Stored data
————

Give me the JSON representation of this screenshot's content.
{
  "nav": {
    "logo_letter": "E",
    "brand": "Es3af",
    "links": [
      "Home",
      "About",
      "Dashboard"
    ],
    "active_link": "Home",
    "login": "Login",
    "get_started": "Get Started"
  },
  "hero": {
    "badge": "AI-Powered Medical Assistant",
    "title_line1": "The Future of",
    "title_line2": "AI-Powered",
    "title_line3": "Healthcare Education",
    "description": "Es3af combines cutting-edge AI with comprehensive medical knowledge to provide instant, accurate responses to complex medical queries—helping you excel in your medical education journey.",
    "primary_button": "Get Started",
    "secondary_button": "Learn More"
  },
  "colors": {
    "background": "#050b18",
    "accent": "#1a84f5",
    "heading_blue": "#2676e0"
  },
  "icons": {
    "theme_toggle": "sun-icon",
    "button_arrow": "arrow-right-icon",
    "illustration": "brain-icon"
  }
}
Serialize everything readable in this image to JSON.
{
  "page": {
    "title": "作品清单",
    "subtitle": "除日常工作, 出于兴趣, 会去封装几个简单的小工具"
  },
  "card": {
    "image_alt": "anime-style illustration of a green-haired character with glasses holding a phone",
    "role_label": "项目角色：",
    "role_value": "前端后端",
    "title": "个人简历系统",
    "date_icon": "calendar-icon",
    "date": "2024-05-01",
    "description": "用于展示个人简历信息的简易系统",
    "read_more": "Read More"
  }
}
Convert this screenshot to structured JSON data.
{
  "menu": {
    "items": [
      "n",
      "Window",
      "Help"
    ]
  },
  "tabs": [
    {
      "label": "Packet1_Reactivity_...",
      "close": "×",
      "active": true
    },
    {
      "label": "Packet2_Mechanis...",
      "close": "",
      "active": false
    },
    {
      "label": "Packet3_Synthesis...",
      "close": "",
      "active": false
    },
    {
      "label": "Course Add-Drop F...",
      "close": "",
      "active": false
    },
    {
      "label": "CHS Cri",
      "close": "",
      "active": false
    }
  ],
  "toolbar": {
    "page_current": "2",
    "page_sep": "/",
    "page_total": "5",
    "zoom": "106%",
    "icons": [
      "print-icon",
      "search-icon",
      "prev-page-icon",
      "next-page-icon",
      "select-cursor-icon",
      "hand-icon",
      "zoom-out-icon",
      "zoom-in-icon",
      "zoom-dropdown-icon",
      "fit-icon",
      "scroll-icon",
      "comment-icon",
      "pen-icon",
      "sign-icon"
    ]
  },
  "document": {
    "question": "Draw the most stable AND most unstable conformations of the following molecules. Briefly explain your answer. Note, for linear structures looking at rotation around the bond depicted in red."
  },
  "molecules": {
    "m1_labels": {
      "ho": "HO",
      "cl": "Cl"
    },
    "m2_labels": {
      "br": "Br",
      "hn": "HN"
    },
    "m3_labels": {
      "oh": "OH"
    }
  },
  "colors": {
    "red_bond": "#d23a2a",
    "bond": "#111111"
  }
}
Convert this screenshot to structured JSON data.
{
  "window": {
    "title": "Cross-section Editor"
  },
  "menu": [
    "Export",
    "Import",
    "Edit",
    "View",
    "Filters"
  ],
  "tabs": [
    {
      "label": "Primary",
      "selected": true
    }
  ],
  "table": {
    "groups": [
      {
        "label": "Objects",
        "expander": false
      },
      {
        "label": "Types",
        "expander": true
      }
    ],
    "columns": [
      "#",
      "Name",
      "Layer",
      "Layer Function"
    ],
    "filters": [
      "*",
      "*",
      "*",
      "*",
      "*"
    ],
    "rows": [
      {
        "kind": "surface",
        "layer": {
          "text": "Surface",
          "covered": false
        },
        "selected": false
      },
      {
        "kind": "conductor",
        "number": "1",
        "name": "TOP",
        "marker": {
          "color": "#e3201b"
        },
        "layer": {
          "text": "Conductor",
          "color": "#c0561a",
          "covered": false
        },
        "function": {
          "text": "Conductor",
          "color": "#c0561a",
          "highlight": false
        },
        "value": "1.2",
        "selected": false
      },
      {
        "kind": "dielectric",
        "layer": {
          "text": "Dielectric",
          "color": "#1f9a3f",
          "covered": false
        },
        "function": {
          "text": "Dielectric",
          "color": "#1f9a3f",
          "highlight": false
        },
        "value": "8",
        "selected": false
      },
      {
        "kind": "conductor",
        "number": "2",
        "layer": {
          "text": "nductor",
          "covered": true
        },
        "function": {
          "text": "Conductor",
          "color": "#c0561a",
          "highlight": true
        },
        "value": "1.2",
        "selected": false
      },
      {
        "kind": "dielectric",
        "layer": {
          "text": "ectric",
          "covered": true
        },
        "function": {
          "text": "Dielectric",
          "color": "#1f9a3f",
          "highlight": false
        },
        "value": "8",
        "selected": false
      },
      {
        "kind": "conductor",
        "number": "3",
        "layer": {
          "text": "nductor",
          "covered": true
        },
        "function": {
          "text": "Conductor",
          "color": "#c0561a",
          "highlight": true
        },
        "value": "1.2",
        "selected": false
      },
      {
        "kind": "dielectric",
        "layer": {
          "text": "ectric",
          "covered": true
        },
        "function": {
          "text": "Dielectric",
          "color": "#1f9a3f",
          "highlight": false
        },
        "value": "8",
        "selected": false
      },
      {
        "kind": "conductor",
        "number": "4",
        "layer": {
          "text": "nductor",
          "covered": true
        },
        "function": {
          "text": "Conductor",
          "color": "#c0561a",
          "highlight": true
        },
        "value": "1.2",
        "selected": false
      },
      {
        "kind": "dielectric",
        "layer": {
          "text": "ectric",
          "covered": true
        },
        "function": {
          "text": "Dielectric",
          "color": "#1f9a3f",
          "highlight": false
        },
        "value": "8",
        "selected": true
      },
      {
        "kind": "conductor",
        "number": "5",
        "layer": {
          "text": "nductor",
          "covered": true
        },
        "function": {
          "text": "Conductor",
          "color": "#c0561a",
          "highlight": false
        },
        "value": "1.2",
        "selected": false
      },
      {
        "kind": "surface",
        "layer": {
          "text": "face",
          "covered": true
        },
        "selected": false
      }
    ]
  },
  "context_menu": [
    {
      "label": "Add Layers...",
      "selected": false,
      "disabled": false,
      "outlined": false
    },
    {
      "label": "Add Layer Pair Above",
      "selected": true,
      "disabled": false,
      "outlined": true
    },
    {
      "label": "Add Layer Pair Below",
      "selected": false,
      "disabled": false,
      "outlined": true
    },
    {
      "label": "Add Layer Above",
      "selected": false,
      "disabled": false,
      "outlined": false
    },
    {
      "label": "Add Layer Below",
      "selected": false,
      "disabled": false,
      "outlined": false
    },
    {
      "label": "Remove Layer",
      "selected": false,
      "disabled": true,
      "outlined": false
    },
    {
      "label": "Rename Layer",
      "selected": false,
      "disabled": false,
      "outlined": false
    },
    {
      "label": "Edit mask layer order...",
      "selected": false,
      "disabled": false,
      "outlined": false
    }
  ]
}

————

## Work required
Please restate the records in full, word for word.

## Task solution
Give me the JSON representation of this screenshot's content.
{
  "nav": {
    "logo_letter": "E",
    "brand": "Es3af",
    "links": [
      "Home",
      "About",
      "Dashboard"
    ],
    "active_link": "Home",
    "login": "Login",
    "get_started": "Get Started"
  },
  "hero": {
    "badge": "AI-Powered Medical Assistant",
    "title_line1": "The Future of",
    "title_line2": "AI-Powered",
    "title_line3": "Healthcare Education",
    "description": "Es3af combines cutting-edge AI with comprehensive medical knowledge to provide instant, accurate responses to complex medical queries—helping you excel in your medical education journey.",
    "primary_button": "Get Started",
    "secondary_button": "Learn More"
  },
  "colors": {
    "background": "#050b18",
    "accent": "#1a84f5",
    "heading_blue": "#2676e0"
  },
  "icons": {
    "theme_toggle": "sun-icon",
    "button_arrow": "arrow-right-icon",
    "illustration": "brain-icon"
  }
}
Serialize everything readable in this image to JSON.
{
  "page": {
    "title": "作品清单",
    "subtitle": "除日常工作, 出于兴趣, 会去封装几个简单的小工具"
  },
  "card": {
    "image_alt": "anime-style illustration of a green-haired character with glasses holding a phone",
    "role_label": "项目角色：",
    "role_value": "前端后端",
    "title": "个人简历系统",
    "date_icon": "calendar-icon",
    "date": "2024-05-01",
    "description": "用于展示个人简历信息的简易系统",
    "read_more": "Read More"
  }
}
Convert this screenshot to structured JSON data.
{
  "menu": {
    "items": [
      "n",
      "Window",
      "Help"
    ]
  },
  "tabs": [
    {
      "label": "Packet1_Reactivity_...",
      "close": "×",
      "active": true
    },
    {
      "label": "Packet2_Mechanis...",
      "close": "",
      "active": false
    },
    {
      "label": "Packet3_Synthesis...",
      "close": "",
      "active": false
    },
    {
      "label": "Course Add-Drop F...",
      "close": "",
      "active": false
    },
    {
      "label": "CHS Cri",
      "close": "",
      "active": false
    }
  ],
  "toolbar": {
    "page_current": "2",
    "page_sep": "/",
    "page_total": "5",
    "zoom": "106%",
    "icons": [
      "print-icon",
      "search-icon",
      "prev-page-icon",
      "next-page-icon",
      "select-cursor-icon",
      "hand-icon",
      "zoom-out-icon",
      "zoom-in-icon",
      "zoom-dropdown-icon",
      "fit-icon",
      "scroll-icon",
      "comment-icon",
      "pen-icon",
      "sign-icon"
    ]
  },
  "document": {
    "question": "Draw the most stable AND most unstable conformations of the following molecules. Briefly explain your answer. Note, for linear structures looking at rotation around the bond depicted in red."
  },
  "molecules": {
    "m1_labels": {
      "ho": "HO",
      "cl": "Cl"
    },
    "m2_labels": {
      "br": "Br",
      "hn": "HN"
    },
    "m3_labels": {
      "oh": "OH"
    }
  },
  "colors": {
    "red_bond": "#d23a2a",
    "bond": "#111111"
  }
}
Convert this screenshot to structured JSON data.
{
  "window": {
    "title": "Cross-section Editor"
  },
  "menu": [
    "Export",
    "Import",
    "Edit",
    "View",
    "Filters"
  ],
  "tabs": [
    {
      "label": "Primary",
      "selected": true
    }
  ],
  "table": {
    "groups": [
      {
        "label": "Objects",
        "expander": false
      },
      {
        "label": "Types",
        "expander": true
      }
    ],
    "columns": [
      "#",
      "Name",
      "Layer",
      "Layer Function"
    ],
    "filters": [
      "*",
      "*",
      "*",
      "*",
      "*"
    ],
    "rows": [
      {
        "kind": "surface",
        "layer": {
          "text": "Surface",
          "covered": false
        },
        "selected": false
      },
      {
        "kind": "conductor",
        "number": "1",
        "name": "TOP",
        "marker": {
          "color": "#e3201b"
        },
        "layer": {
          "text": "Conductor",
          "color": "#c0561a",
          "covered": false
        },
        "function": {
          "text": "Conductor",
          "color": "#c0561a",
          "highlight": false
        },
        "value": "1.2",
        "selected": false
      },
      {
        "kind": "dielectric",
        "layer": {
          "text": "Dielectric",
          "color": "#1f9a3f",
          "covered": false
        },
        "function": {
          "text": "Dielectric",
          "color": "#1f9a3f",
          "highlight": false
        },
        "value": "8",
        "selected": false
      },
      {
        "kind": "conductor",
        "number": "2",
        "layer": {
          "text": "nductor",
          "covered": true
        },
        "function": {
          "text": "Conductor",
          "color": "#c0561a",
          "highlight": true
        },
        "value": "1.2",
        "selected": false
      },
      {
        "kind": "dielectric",
        "layer": {
          "text": "ectric",
          "covered": true
        },
        "function": {
          "text": "Dielectric",
          "color": "#1f9a3f",
          "highlight": false
        },
        "value": "8",
        "selected": false
      },
      {
        "kind": "conductor",
        "number": "3",
        "layer": {
          "text": "nductor",
          "covered": true
        },
        "function": {
          "text": "Conductor",
          "color": "#c0561a",
          "highlight": true
        },
        "value": "1.2",
        "selected": false
      },
      {
        "kind": "dielectric",
        "layer": {
          "text": "ectric",
          "covered": true
        },
        "function": {
          "text": "Dielectric",
          "color": "#1f9a3f",
          "highlight": false
        },
        "value": "8",
        "selected": false
      },
      {
        "kind": "conductor",
        "number": "4",
        "layer": {
          "text": "nductor",
          "covered": true
        },
        "function": {
          "text": "Conductor",
          "color": "#c0561a",
          "highlight": true
        },
        "value": "1.2",
        "selected": false
      },
      {
        "kind": "dielectric",
        "layer": {
          "text": "ectric",
          "covered": true
        },
        "function": {
          "text": "Dielectric",
          "color": "#1f9a3f",
          "highlight": false
        },
        "value": "8",
        "selected": true
      },
      {
        "kind": "conductor",
        "number": "5",
        "layer": {
          "text": "nductor",
          "covered": true
        },
        "function": {
          "text": "Conductor",
          "color": "#c0561a",
          "highlight": false
        },
        "value": "1.2",
        "selected": false
      },
      {
        "kind": "surface",
        "layer": {
          "text": "face",
          "covered": true
        },
        "selected": false
      }
    ]
  },
  "context_menu": [
    {
      "label": "Add Layers...",
      "selected": false,
      "disabled": false,
      "outlined": false
    },
    {
      "label": "Add Layer Pair Above",
      "selected": true,
      "disabled": false,
      "outlined": true
    },
    {
      "label": "Add Layer Pair Below",
      "selected": false,
      "disabled": false,
      "outlined": true
    },
    {
      "label": "Add Layer Above",
      "selected": false,
      "disabled": false,
      "outlined": false
    },
    {
      "label": "Add Layer Below",
      "selected": false,
      "disabled": false,
      "outlined": false
    },
    {
      "label": "Remove Layer",
      "selected": false,
      "disabled": true,
      "outlined": false
    },
    {
      "label": "Rename Layer",
      "selected": false,
      "disabled": false,
      "outlined": false
    },
    {
      "label": "Edit mask layer order...",
      "selected": false,
      "disabled": false,
      "outlined": false
    }
  ]
}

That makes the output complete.